Exercise directions. For the listing below, give the count of lines containing "Локальный", and no other text.
___ Material to process ___
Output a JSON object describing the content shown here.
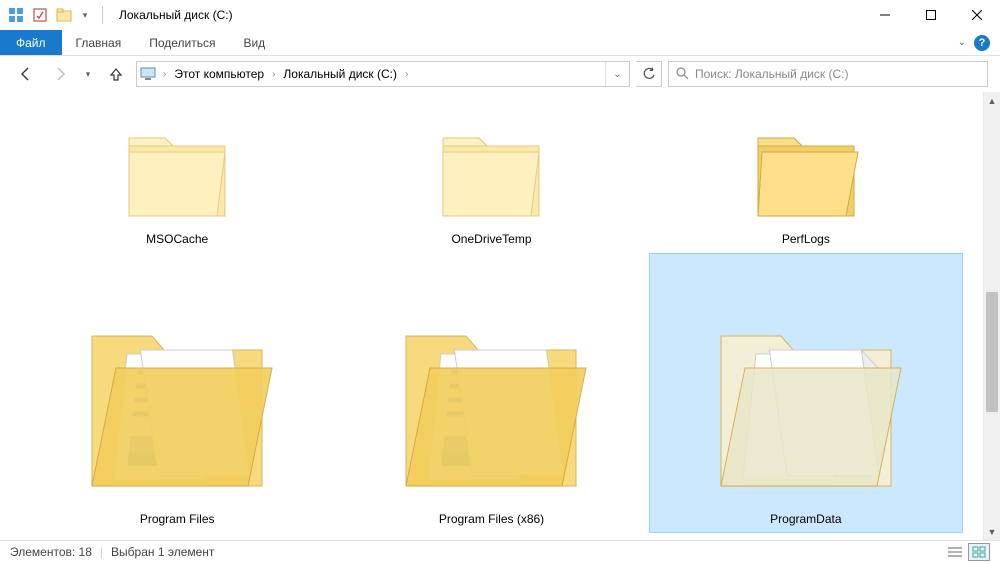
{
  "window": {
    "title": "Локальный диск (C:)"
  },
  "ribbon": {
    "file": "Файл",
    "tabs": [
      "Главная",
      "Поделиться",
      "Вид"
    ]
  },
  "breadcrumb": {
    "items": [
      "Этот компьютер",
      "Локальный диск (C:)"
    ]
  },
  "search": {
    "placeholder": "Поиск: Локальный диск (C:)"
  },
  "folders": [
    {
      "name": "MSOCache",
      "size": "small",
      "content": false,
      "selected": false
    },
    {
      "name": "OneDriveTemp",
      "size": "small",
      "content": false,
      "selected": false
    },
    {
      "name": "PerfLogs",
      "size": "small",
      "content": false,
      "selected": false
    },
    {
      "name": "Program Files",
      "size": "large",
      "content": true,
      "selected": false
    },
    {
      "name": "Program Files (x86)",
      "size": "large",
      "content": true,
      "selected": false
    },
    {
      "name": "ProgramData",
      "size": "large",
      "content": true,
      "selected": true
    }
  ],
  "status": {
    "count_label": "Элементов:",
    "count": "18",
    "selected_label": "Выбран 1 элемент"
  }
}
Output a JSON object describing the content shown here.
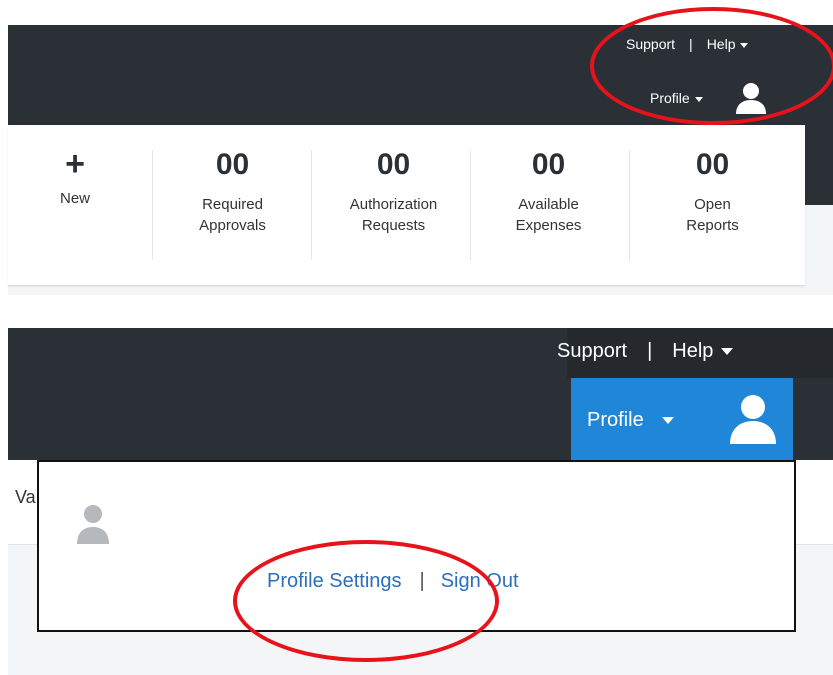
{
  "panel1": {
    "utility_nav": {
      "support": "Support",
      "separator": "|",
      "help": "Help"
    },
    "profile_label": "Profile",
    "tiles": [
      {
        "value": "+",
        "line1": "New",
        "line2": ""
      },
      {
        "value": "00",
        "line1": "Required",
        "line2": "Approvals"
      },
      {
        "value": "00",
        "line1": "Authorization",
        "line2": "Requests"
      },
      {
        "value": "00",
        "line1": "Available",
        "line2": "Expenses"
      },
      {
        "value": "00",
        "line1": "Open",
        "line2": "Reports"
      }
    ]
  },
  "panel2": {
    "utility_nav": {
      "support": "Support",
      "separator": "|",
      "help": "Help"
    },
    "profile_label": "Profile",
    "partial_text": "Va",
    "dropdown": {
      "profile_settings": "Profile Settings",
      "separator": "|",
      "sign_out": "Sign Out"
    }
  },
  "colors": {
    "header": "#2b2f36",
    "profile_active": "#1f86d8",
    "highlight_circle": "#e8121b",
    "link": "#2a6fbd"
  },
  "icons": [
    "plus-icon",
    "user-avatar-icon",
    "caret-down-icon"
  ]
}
___
___ Material to process ___
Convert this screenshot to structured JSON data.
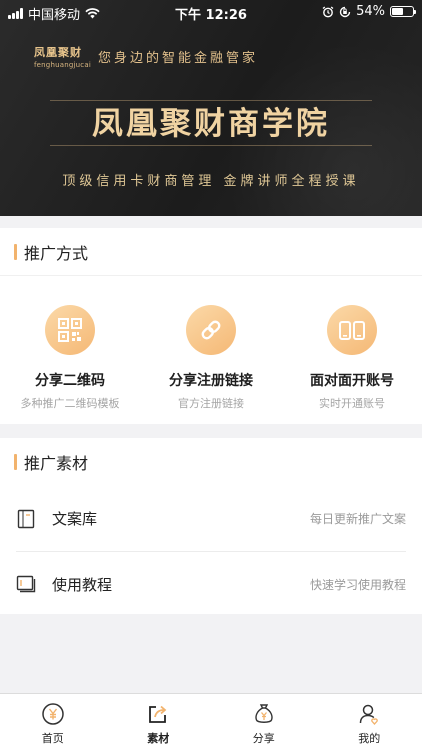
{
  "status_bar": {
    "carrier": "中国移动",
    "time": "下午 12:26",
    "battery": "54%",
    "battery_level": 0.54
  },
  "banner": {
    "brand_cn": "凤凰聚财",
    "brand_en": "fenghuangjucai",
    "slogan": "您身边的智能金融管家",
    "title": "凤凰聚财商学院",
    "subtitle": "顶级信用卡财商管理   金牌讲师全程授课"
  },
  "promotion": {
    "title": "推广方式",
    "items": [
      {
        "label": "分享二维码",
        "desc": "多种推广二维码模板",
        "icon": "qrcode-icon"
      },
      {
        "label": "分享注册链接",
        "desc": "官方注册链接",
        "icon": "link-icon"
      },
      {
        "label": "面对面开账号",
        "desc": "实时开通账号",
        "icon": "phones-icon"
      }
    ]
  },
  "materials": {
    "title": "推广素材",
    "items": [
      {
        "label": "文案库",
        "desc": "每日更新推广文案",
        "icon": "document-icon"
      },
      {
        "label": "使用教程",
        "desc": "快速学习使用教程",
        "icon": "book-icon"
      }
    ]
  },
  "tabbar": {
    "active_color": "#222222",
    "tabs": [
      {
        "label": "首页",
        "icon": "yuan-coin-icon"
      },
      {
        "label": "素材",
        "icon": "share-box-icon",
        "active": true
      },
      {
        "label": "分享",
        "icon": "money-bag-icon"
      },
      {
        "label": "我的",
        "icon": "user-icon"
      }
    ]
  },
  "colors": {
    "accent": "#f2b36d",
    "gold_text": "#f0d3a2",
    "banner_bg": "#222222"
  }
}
___
Result for this task. 3